-- DATA ROWS --
'''

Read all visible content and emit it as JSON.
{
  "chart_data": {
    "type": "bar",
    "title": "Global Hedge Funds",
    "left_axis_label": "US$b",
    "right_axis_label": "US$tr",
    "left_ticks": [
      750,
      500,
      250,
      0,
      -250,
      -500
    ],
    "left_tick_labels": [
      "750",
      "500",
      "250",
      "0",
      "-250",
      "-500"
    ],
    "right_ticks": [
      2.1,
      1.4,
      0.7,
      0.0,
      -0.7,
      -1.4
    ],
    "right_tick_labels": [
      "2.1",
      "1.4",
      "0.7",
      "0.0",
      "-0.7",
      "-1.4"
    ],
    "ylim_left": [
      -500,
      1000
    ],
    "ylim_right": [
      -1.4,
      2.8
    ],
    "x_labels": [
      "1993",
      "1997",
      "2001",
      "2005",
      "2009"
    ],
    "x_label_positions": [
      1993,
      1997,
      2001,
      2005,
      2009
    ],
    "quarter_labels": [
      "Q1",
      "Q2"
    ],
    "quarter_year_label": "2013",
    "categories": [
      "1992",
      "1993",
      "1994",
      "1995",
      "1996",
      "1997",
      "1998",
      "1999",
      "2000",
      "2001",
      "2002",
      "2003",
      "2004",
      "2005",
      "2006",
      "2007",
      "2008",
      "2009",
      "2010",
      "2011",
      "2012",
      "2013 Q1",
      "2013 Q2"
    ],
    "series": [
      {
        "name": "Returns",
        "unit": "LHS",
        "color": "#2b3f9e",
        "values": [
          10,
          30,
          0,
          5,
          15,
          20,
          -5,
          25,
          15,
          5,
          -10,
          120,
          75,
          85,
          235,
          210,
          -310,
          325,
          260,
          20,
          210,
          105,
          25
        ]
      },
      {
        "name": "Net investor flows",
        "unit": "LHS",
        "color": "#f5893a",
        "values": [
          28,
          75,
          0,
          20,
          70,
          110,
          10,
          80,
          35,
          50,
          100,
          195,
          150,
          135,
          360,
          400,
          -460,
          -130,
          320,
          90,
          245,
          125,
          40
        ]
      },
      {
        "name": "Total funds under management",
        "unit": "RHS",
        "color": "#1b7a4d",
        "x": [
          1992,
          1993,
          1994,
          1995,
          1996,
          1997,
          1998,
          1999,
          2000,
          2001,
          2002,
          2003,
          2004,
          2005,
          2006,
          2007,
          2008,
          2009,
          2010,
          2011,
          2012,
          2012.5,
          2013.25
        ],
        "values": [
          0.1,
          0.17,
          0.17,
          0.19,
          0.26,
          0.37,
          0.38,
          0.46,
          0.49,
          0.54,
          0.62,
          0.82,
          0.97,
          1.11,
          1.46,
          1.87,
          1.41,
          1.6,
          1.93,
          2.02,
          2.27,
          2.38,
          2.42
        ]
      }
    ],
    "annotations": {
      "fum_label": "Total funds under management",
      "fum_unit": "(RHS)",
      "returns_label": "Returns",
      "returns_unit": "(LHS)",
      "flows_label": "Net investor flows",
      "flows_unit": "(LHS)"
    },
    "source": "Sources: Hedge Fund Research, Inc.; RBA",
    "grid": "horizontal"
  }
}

'''

-- TASK INSTRUCTIONS --
Please quote every record above exactly as it appears.

-- THE COMPLETED TASK --
Read all visible content and emit it as JSON.
{
  "chart_data": {
    "type": "bar",
    "title": "Global Hedge Funds",
    "left_axis_label": "US$b",
    "right_axis_label": "US$tr",
    "left_ticks": [
      750,
      500,
      250,
      0,
      -250,
      -500
    ],
    "left_tick_labels": [
      "750",
      "500",
      "250",
      "0",
      "-250",
      "-500"
    ],
    "right_ticks": [
      2.1,
      1.4,
      0.7,
      0.0,
      -0.7,
      -1.4
    ],
    "right_tick_labels": [
      "2.1",
      "1.4",
      "0.7",
      "0.0",
      "-0.7",
      "-1.4"
    ],
    "ylim_left": [
      -500,
      1000
    ],
    "ylim_right": [
      -1.4,
      2.8
    ],
    "x_labels": [
      "1993",
      "1997",
      "2001",
      "2005",
      "2009"
    ],
    "x_label_positions": [
      1993,
      1997,
      2001,
      2005,
      2009
    ],
    "quarter_labels": [
      "Q1",
      "Q2"
    ],
    "quarter_year_label": "2013",
    "categories": [
      "1992",
      "1993",
      "1994",
      "1995",
      "1996",
      "1997",
      "1998",
      "1999",
      "2000",
      "2001",
      "2002",
      "2003",
      "2004",
      "2005",
      "2006",
      "2007",
      "2008",
      "2009",
      "2010",
      "2011",
      "2012",
      "2013 Q1",
      "2013 Q2"
    ],
    "series": [
      {
        "name": "Returns",
        "unit": "LHS",
        "color": "#2b3f9e",
        "values": [
          10,
          30,
          0,
          5,
          15,
          20,
          -5,
          25,
          15,
          5,
          -10,
          120,
          75,
          85,
          235,
          210,
          -310,
          325,
          260,
          20,
          210,
          105,
          25
        ]
      },
      {
        "name": "Net investor flows",
        "unit": "LHS",
        "color": "#f5893a",
        "values": [
          28,
          75,
          0,
          20,
          70,
          110,
          10,
          80,
          35,
          50,
          100,
          195,
          150,
          135,
          360,
          400,
          -460,
          -130,
          320,
          90,
          245,
          125,
          40
        ]
      },
      {
        "name": "Total funds under management",
        "unit": "RHS",
        "color": "#1b7a4d",
        "x": [
          1992,
          1993,
          1994,
          1995,
          1996,
          1997,
          1998,
          1999,
          2000,
          2001,
          2002,
          2003,
          2004,
          2005,
          2006,
          2007,
          2008,
          2009,
          2010,
          2011,
          2012,
          2012.5,
          2013.25
        ],
        "values": [
          0.1,
          0.17,
          0.17,
          0.19,
          0.26,
          0.37,
          0.38,
          0.46,
          0.49,
          0.54,
          0.62,
          0.82,
          0.97,
          1.11,
          1.46,
          1.87,
          1.41,
          1.6,
          1.93,
          2.02,
          2.27,
          2.38,
          2.42
        ]
      }
    ],
    "annotations": {
      "fum_label": "Total funds under management",
      "fum_unit": "(RHS)",
      "returns_label": "Returns",
      "returns_unit": "(LHS)",
      "flows_label": "Net investor flows",
      "flows_unit": "(LHS)"
    },
    "source": "Sources: Hedge Fund Research, Inc.; RBA",
    "grid": "horizontal"
  }
}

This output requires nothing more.